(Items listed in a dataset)
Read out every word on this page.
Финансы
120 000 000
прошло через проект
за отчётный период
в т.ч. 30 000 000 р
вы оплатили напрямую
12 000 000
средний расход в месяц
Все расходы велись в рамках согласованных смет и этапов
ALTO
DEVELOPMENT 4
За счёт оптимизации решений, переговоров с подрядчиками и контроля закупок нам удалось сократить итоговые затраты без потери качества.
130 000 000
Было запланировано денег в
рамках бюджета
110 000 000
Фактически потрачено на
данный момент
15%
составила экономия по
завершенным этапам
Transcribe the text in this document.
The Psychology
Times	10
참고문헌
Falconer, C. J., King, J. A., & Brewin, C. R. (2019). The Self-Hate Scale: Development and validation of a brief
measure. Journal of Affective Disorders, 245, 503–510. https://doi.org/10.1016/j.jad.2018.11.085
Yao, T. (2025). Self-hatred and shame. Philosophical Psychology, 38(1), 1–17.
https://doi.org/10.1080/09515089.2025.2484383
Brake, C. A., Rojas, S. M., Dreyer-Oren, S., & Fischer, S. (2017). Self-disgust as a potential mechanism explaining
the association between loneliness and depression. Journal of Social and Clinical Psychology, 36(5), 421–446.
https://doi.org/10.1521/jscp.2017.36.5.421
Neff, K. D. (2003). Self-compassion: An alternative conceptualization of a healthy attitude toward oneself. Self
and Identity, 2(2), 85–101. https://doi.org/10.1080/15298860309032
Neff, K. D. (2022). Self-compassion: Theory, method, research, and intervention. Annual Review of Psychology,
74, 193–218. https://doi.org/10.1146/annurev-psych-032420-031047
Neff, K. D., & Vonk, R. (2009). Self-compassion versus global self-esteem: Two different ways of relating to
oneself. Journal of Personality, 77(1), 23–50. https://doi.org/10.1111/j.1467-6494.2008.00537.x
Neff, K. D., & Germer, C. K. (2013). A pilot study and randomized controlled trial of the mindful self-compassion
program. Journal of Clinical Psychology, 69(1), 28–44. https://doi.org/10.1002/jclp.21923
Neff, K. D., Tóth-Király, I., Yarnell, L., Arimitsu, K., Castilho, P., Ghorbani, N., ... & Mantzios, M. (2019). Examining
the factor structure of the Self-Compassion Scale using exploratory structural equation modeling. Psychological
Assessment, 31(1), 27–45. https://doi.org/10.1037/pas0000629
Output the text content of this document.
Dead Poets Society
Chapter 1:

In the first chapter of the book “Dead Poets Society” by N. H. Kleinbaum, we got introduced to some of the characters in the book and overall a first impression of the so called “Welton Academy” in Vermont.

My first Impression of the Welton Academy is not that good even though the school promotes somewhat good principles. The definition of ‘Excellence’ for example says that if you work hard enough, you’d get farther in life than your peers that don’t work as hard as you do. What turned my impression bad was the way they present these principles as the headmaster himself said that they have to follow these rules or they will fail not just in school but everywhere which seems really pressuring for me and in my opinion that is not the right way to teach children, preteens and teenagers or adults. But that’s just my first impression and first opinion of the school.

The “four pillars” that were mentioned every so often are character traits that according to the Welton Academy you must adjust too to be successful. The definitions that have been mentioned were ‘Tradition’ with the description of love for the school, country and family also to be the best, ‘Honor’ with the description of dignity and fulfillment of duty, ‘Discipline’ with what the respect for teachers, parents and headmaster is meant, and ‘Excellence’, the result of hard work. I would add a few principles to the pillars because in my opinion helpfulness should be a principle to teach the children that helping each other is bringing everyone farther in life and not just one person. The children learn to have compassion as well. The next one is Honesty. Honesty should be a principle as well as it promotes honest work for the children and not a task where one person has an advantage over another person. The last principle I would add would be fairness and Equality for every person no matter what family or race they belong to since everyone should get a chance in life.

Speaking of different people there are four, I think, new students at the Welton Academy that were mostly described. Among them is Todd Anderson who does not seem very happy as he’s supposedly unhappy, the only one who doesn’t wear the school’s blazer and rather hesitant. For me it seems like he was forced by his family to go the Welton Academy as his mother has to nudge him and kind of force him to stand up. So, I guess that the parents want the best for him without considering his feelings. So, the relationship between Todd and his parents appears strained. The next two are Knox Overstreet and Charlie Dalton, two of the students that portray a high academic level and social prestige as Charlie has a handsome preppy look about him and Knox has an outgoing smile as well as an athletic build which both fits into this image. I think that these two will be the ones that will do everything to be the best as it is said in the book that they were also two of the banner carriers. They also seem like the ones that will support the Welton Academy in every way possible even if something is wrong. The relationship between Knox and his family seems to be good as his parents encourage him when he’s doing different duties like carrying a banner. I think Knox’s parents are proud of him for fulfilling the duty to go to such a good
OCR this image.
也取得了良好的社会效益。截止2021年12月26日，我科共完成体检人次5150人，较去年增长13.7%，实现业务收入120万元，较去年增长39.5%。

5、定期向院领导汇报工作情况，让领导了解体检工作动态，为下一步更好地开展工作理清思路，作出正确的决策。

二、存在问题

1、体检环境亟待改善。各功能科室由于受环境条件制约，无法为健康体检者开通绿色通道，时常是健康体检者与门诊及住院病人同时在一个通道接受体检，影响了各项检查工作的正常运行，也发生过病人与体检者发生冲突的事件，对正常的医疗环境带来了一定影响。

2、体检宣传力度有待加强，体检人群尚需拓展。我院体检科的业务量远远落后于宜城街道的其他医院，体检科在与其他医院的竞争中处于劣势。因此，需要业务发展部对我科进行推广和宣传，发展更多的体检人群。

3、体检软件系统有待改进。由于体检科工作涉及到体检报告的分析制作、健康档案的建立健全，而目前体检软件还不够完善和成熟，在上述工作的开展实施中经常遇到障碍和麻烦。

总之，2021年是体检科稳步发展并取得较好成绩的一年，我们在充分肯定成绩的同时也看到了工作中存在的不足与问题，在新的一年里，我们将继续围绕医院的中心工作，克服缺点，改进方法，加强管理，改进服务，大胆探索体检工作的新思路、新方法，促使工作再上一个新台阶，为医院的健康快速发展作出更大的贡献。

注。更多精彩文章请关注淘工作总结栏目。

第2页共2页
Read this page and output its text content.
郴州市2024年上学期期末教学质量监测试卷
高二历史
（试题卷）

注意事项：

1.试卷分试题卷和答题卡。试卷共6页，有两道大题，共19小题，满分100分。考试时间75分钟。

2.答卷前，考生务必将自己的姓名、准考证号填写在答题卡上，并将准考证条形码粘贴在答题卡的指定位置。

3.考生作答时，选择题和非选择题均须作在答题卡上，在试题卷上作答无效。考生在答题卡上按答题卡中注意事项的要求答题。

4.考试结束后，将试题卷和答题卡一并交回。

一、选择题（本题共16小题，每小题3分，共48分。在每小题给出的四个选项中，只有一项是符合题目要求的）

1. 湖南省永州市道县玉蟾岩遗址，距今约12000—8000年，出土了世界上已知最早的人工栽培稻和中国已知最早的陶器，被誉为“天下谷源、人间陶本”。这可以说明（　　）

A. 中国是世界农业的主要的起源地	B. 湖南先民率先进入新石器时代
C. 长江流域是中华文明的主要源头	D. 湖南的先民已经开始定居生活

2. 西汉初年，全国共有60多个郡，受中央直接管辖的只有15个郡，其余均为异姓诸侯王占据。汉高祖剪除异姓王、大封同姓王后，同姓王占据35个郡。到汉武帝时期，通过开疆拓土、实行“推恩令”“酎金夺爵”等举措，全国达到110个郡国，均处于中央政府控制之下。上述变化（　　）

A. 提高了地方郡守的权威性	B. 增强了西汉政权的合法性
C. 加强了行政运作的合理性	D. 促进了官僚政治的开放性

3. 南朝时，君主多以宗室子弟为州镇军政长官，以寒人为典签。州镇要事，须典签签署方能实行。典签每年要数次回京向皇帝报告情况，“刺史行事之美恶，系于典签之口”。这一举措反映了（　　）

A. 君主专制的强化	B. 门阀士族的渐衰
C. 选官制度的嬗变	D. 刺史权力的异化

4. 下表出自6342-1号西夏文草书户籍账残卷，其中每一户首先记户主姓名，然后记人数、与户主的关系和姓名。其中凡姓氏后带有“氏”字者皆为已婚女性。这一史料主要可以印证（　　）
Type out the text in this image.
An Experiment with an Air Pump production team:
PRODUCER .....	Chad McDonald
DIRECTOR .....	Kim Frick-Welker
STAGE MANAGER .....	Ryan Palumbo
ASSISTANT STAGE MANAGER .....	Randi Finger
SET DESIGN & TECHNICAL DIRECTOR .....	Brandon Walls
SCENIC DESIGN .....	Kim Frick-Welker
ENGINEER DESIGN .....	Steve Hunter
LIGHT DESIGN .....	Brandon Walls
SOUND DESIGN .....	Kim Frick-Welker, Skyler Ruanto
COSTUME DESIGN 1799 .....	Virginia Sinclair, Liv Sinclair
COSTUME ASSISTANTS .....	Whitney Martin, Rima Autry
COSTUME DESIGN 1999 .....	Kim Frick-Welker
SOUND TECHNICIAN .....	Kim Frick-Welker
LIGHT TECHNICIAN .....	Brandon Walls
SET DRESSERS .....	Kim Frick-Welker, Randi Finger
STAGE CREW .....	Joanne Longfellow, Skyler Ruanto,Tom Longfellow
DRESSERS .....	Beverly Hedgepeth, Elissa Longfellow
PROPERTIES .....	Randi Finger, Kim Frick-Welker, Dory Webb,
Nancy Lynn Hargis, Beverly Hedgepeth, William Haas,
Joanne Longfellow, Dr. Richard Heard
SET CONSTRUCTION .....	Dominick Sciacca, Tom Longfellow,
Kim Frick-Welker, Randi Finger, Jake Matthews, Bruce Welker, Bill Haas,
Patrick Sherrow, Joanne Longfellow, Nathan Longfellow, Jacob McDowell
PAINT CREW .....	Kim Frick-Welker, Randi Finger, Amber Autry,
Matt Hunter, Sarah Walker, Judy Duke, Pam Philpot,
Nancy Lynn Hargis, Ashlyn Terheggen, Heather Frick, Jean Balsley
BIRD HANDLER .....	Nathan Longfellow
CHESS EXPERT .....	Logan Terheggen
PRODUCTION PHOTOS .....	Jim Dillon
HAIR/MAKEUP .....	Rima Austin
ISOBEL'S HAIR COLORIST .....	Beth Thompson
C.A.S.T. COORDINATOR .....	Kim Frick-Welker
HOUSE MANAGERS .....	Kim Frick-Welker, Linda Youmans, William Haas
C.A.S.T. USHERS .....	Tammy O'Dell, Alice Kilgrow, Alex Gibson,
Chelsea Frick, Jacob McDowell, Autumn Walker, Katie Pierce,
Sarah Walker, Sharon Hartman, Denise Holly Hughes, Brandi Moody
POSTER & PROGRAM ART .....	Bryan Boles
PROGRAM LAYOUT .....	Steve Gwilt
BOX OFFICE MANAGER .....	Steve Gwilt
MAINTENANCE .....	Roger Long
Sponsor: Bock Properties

### REQUIREMENT
Only a number is wanted: how many lines of the material above hold "рамках"?

### EXERCISE ANSWER
2